╭─ Extracted material

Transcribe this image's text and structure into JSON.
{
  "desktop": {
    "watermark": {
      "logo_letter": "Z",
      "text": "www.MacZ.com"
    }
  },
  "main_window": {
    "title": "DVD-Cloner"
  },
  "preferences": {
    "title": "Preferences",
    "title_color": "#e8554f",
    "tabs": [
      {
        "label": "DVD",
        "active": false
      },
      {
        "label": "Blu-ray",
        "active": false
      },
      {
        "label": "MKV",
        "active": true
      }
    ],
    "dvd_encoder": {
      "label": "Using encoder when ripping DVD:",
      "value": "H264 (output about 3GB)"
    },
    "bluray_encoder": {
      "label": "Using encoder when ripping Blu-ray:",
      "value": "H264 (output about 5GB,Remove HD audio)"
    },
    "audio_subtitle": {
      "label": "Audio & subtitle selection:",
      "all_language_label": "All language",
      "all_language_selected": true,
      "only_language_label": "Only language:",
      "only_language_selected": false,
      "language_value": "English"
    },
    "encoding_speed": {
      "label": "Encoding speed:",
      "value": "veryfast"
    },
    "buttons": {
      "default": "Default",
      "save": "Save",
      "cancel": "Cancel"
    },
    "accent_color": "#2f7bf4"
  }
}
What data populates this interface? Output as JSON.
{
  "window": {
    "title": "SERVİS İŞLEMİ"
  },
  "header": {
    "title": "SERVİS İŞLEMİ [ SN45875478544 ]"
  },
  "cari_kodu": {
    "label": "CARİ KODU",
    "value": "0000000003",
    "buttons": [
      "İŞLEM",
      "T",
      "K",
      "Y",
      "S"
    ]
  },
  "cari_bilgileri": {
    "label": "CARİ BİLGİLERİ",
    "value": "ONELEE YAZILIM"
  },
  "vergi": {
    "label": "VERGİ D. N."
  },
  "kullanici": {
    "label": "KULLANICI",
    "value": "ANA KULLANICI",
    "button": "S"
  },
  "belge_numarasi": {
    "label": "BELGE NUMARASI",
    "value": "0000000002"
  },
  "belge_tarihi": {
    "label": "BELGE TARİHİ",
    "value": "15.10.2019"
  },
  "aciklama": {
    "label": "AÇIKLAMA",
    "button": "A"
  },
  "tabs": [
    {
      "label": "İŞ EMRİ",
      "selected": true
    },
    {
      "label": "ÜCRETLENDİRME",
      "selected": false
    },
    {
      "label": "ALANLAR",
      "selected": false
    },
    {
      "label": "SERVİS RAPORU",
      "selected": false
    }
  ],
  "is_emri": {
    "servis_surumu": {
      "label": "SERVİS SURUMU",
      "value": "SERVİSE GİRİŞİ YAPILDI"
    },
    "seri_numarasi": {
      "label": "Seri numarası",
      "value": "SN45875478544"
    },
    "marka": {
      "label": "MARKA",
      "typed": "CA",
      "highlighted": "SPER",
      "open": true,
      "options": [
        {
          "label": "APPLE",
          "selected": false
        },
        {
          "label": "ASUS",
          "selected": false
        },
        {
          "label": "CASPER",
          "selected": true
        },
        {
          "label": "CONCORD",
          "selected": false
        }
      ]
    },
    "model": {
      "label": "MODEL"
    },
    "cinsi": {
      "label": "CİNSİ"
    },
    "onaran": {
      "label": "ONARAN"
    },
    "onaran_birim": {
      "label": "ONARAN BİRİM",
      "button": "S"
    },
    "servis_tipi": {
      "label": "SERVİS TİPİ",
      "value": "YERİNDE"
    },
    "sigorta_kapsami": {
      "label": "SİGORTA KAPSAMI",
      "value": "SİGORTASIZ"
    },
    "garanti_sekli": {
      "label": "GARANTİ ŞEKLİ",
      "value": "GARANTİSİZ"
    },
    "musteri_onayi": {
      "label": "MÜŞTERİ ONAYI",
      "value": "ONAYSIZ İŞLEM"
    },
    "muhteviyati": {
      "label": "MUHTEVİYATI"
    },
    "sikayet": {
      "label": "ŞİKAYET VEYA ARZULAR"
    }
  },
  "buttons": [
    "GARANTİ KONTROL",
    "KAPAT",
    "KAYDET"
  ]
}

╰─

## What you have to do:
Print out every record again, exactly and in full.

## Exercise response:
Transcribe this image's text and structure into JSON.
{
  "desktop": {
    "watermark": {
      "logo_letter": "Z",
      "text": "www.MacZ.com"
    }
  },
  "main_window": {
    "title": "DVD-Cloner"
  },
  "preferences": {
    "title": "Preferences",
    "title_color": "#e8554f",
    "tabs": [
      {
        "label": "DVD",
        "active": false
      },
      {
        "label": "Blu-ray",
        "active": false
      },
      {
        "label": "MKV",
        "active": true
      }
    ],
    "dvd_encoder": {
      "label": "Using encoder when ripping DVD:",
      "value": "H264 (output about 3GB)"
    },
    "bluray_encoder": {
      "label": "Using encoder when ripping Blu-ray:",
      "value": "H264 (output about 5GB,Remove HD audio)"
    },
    "audio_subtitle": {
      "label": "Audio & subtitle selection:",
      "all_language_label": "All language",
      "all_language_selected": true,
      "only_language_label": "Only language:",
      "only_language_selected": false,
      "language_value": "English"
    },
    "encoding_speed": {
      "label": "Encoding speed:",
      "value": "veryfast"
    },
    "buttons": {
      "default": "Default",
      "save": "Save",
      "cancel": "Cancel"
    },
    "accent_color": "#2f7bf4"
  }
}
What data populates this interface? Output as JSON.
{
  "window": {
    "title": "SERVİS İŞLEMİ"
  },
  "header": {
    "title": "SERVİS İŞLEMİ [ SN45875478544 ]"
  },
  "cari_kodu": {
    "label": "CARİ KODU",
    "value": "0000000003",
    "buttons": [
      "İŞLEM",
      "T",
      "K",
      "Y",
      "S"
    ]
  },
  "cari_bilgileri": {
    "label": "CARİ BİLGİLERİ",
    "value": "ONELEE YAZILIM"
  },
  "vergi": {
    "label": "VERGİ D. N."
  },
  "kullanici": {
    "label": "KULLANICI",
    "value": "ANA KULLANICI",
    "button": "S"
  },
  "belge_numarasi": {
    "label": "BELGE NUMARASI",
    "value": "0000000002"
  },
  "belge_tarihi": {
    "label": "BELGE TARİHİ",
    "value": "15.10.2019"
  },
  "aciklama": {
    "label": "AÇIKLAMA",
    "button": "A"
  },
  "tabs": [
    {
      "label": "İŞ EMRİ",
      "selected": true
    },
    {
      "label": "ÜCRETLENDİRME",
      "selected": false
    },
    {
      "label": "ALANLAR",
      "selected": false
    },
    {
      "label": "SERVİS RAPORU",
      "selected": false
    }
  ],
  "is_emri": {
    "servis_surumu": {
      "label": "SERVİS SURUMU",
      "value": "SERVİSE GİRİŞİ YAPILDI"
    },
    "seri_numarasi": {
      "label": "Seri numarası",
      "value": "SN45875478544"
    },
    "marka": {
      "label": "MARKA",
      "typed": "CA",
      "highlighted": "SPER",
      "open": true,
      "options": [
        {
          "label": "APPLE",
          "selected": false
        },
        {
          "label": "ASUS",
          "selected": false
        },
        {
          "label": "CASPER",
          "selected": true
        },
        {
          "label": "CONCORD",
          "selected": false
        }
      ]
    },
    "model": {
      "label": "MODEL"
    },
    "cinsi": {
      "label": "CİNSİ"
    },
    "onaran": {
      "label": "ONARAN"
    },
    "onaran_birim": {
      "label": "ONARAN BİRİM",
      "button": "S"
    },
    "servis_tipi": {
      "label": "SERVİS TİPİ",
      "value": "YERİNDE"
    },
    "sigorta_kapsami": {
      "label": "SİGORTA KAPSAMI",
      "value": "SİGORTASIZ"
    },
    "garanti_sekli": {
      "label": "GARANTİ ŞEKLİ",
      "value": "GARANTİSİZ"
    },
    "musteri_onayi": {
      "label": "MÜŞTERİ ONAYI",
      "value": "ONAYSIZ İŞLEM"
    },
    "muhteviyati": {
      "label": "MUHTEVİYATI"
    },
    "sikayet": {
      "label": "ŞİKAYET VEYA ARZULAR"
    }
  },
  "buttons": [
    "GARANTİ KONTROL",
    "KAPAT",
    "KAYDET"
  ]
}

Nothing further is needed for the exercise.